Figure contents as structured data:
BEGIN
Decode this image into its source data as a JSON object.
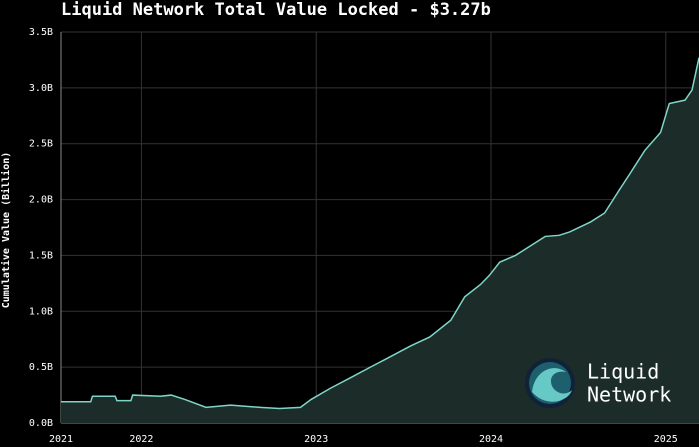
{
  "chart_data": {
    "type": "area",
    "title": "Liquid Network Total Value Locked - $3.27b",
    "y_label": "Cumulative Value (Billion)",
    "logo": [
      "Liquid",
      "Network"
    ],
    "color": "#7fd6c8",
    "fill_color": "#1b2c29",
    "grid": true,
    "xlim": [
      2021.54,
      2025.19
    ],
    "xticks": [
      {
        "value": 2021.54,
        "label": "2021"
      },
      2022,
      2023,
      2024,
      2025
    ],
    "ylim": [
      0,
      3.5
    ],
    "yticks": [
      {
        "value": 0,
        "label": "0.0B"
      },
      {
        "value": 0.5,
        "label": "0.5B"
      },
      {
        "value": 1,
        "label": "1.0B"
      },
      {
        "value": 1.5,
        "label": "1.5B"
      },
      {
        "value": 2,
        "label": "2.0B"
      },
      {
        "value": 2.5,
        "label": "2.5B"
      },
      {
        "value": 3,
        "label": "3.0B"
      },
      {
        "value": 3.5,
        "label": "3.5B"
      }
    ],
    "x": [
      2021.54,
      2021.62,
      2021.71,
      2021.72,
      2021.85,
      2021.86,
      2021.94,
      2021.95,
      2022.11,
      2022.17,
      2022.25,
      2022.37,
      2022.51,
      2022.68,
      2022.79,
      2022.91,
      2022.97,
      2023.08,
      2023.19,
      2023.31,
      2023.42,
      2023.54,
      2023.65,
      2023.77,
      2023.85,
      2023.94,
      2023.99,
      2024.05,
      2024.14,
      2024.22,
      2024.31,
      2024.39,
      2024.45,
      2024.57,
      2024.65,
      2024.74,
      2024.79,
      2024.88,
      2024.97,
      2025.02,
      2025.11,
      2025.15,
      2025.19
    ],
    "values": [
      0.19,
      0.19,
      0.19,
      0.24,
      0.24,
      0.2,
      0.2,
      0.25,
      0.24,
      0.25,
      0.21,
      0.14,
      0.16,
      0.14,
      0.13,
      0.14,
      0.21,
      0.31,
      0.4,
      0.5,
      0.59,
      0.69,
      0.77,
      0.92,
      1.13,
      1.24,
      1.32,
      1.44,
      1.5,
      1.58,
      1.67,
      1.68,
      1.71,
      1.8,
      1.88,
      2.1,
      2.22,
      2.44,
      2.6,
      2.86,
      2.89,
      2.98,
      3.27
    ]
  }
}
END
OBJECTIVE - Strip out the pictures and quote the remaining data word for word.

TASK RESULT -
Decode this image into its source data as a JSON object.
{
  "chart_data": {
    "type": "area",
    "title": "Liquid Network Total Value Locked - $3.27b",
    "y_label": "Cumulative Value (Billion)",
    "logo": [
      "Liquid",
      "Network"
    ],
    "color": "#7fd6c8",
    "fill_color": "#1b2c29",
    "grid": true,
    "xlim": [
      2021.54,
      2025.19
    ],
    "xticks": [
      {
        "value": 2021.54,
        "label": "2021"
      },
      2022,
      2023,
      2024,
      2025
    ],
    "ylim": [
      0,
      3.5
    ],
    "yticks": [
      {
        "value": 0,
        "label": "0.0B"
      },
      {
        "value": 0.5,
        "label": "0.5B"
      },
      {
        "value": 1,
        "label": "1.0B"
      },
      {
        "value": 1.5,
        "label": "1.5B"
      },
      {
        "value": 2,
        "label": "2.0B"
      },
      {
        "value": 2.5,
        "label": "2.5B"
      },
      {
        "value": 3,
        "label": "3.0B"
      },
      {
        "value": 3.5,
        "label": "3.5B"
      }
    ],
    "x": [
      2021.54,
      2021.62,
      2021.71,
      2021.72,
      2021.85,
      2021.86,
      2021.94,
      2021.95,
      2022.11,
      2022.17,
      2022.25,
      2022.37,
      2022.51,
      2022.68,
      2022.79,
      2022.91,
      2022.97,
      2023.08,
      2023.19,
      2023.31,
      2023.42,
      2023.54,
      2023.65,
      2023.77,
      2023.85,
      2023.94,
      2023.99,
      2024.05,
      2024.14,
      2024.22,
      2024.31,
      2024.39,
      2024.45,
      2024.57,
      2024.65,
      2024.74,
      2024.79,
      2024.88,
      2024.97,
      2025.02,
      2025.11,
      2025.15,
      2025.19
    ],
    "values": [
      0.19,
      0.19,
      0.19,
      0.24,
      0.24,
      0.2,
      0.2,
      0.25,
      0.24,
      0.25,
      0.21,
      0.14,
      0.16,
      0.14,
      0.13,
      0.14,
      0.21,
      0.31,
      0.4,
      0.5,
      0.59,
      0.69,
      0.77,
      0.92,
      1.13,
      1.24,
      1.32,
      1.44,
      1.5,
      1.58,
      1.67,
      1.68,
      1.71,
      1.8,
      1.88,
      2.1,
      2.22,
      2.44,
      2.6,
      2.86,
      2.89,
      2.98,
      3.27
    ]
  }
}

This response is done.